Provided records:
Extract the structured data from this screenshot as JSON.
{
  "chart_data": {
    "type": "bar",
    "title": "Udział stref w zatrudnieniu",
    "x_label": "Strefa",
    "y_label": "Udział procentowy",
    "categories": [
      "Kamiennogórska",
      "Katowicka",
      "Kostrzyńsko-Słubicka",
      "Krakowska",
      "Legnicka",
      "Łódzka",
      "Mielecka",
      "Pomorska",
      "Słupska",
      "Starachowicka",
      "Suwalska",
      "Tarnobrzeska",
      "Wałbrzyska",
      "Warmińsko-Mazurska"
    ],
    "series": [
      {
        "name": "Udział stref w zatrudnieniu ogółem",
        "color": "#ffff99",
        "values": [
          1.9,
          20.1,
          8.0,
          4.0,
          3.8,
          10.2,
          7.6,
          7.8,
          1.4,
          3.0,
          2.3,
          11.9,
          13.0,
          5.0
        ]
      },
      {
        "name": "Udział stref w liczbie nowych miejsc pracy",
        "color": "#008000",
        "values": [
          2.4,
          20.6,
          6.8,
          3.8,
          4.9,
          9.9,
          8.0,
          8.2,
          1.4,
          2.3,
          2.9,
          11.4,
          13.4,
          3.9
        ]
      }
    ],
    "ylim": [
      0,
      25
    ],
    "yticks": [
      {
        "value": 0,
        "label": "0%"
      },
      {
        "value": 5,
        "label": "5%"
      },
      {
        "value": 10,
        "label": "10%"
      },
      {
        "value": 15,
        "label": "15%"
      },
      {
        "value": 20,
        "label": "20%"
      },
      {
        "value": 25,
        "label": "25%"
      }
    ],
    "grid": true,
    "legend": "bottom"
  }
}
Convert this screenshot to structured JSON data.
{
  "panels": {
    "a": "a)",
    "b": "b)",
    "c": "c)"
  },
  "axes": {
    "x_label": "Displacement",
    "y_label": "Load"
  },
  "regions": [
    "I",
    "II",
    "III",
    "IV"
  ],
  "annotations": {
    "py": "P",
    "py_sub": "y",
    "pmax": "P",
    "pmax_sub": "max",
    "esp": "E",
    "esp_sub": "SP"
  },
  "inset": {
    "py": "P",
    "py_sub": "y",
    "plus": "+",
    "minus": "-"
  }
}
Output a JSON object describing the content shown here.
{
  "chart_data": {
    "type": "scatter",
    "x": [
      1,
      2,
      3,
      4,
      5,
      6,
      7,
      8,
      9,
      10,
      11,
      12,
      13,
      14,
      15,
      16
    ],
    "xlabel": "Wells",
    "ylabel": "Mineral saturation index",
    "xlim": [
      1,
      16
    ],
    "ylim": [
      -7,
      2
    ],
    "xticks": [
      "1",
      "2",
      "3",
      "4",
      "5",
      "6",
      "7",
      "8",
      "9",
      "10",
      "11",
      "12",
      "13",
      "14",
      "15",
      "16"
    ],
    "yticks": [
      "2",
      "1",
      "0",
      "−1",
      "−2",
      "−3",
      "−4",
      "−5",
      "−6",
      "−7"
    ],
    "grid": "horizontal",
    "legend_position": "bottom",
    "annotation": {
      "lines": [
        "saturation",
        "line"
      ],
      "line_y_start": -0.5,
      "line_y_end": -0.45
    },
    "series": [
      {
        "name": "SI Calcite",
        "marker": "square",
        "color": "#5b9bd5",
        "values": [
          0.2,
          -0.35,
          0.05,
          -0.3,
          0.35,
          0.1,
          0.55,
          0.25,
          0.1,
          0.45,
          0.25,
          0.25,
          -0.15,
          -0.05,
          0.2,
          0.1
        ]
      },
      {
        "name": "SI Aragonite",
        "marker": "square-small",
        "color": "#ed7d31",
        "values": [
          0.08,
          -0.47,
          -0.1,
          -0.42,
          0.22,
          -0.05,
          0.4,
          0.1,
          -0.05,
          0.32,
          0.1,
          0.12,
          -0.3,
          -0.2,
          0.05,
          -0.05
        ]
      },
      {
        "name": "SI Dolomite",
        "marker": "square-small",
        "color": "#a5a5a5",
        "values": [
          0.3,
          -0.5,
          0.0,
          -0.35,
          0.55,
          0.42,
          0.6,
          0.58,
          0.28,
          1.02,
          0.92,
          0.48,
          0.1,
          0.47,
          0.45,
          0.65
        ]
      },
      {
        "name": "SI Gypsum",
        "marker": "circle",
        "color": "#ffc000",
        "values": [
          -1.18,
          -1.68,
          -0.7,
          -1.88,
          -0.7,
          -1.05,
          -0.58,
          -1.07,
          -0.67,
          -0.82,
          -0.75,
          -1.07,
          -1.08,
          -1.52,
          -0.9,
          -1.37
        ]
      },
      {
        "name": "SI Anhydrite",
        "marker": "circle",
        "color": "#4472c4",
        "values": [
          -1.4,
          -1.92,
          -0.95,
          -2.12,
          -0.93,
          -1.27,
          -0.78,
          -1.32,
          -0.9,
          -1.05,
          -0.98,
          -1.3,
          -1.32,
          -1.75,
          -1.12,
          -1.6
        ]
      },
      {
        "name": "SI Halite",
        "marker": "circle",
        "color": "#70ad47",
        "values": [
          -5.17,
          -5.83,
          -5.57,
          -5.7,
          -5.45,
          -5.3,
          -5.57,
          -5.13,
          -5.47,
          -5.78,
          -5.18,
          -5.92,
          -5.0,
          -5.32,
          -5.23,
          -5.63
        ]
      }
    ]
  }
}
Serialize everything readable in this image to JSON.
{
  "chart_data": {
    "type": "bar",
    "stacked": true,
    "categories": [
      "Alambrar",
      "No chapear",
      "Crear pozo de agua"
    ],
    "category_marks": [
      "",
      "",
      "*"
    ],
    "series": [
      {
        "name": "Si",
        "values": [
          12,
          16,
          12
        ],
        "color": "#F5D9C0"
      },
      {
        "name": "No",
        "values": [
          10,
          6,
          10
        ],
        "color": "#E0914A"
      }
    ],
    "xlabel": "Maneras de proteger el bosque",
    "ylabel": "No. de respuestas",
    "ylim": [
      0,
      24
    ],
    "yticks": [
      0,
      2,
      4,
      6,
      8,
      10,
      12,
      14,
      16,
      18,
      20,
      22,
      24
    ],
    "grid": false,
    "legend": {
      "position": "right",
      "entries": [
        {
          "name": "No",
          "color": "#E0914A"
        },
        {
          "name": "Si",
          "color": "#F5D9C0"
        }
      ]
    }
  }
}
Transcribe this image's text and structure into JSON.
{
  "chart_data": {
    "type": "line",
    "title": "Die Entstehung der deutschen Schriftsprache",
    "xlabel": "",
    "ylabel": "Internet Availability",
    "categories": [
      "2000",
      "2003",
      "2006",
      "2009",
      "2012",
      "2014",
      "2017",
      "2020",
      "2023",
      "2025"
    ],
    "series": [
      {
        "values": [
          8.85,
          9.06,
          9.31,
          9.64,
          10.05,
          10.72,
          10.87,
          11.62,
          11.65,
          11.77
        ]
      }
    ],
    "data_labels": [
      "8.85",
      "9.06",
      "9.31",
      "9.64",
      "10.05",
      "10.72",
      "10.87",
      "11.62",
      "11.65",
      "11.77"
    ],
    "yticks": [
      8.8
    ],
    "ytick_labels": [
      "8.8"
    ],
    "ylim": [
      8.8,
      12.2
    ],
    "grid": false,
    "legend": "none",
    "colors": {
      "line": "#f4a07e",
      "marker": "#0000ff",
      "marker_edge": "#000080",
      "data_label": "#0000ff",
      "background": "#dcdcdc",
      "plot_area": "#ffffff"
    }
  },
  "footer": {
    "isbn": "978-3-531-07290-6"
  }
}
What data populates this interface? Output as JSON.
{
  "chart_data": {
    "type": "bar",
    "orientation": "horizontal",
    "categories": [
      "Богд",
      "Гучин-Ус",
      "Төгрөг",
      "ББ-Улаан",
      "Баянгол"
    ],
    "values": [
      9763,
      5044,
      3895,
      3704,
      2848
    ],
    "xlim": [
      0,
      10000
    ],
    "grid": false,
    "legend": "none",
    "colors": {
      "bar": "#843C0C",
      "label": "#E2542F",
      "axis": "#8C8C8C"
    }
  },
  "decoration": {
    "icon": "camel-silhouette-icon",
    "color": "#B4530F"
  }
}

Problem details: Copy all lines of the listing above that contain the string "Udział".

Correct output:
    "title": "Udział stref w zatrudnieniu",
    "y_label": "Udział procentowy",
        "name": "Udział stref w zatrudnieniu ogółem",
        "name": "Udział stref w liczbie nowych miejsc pracy",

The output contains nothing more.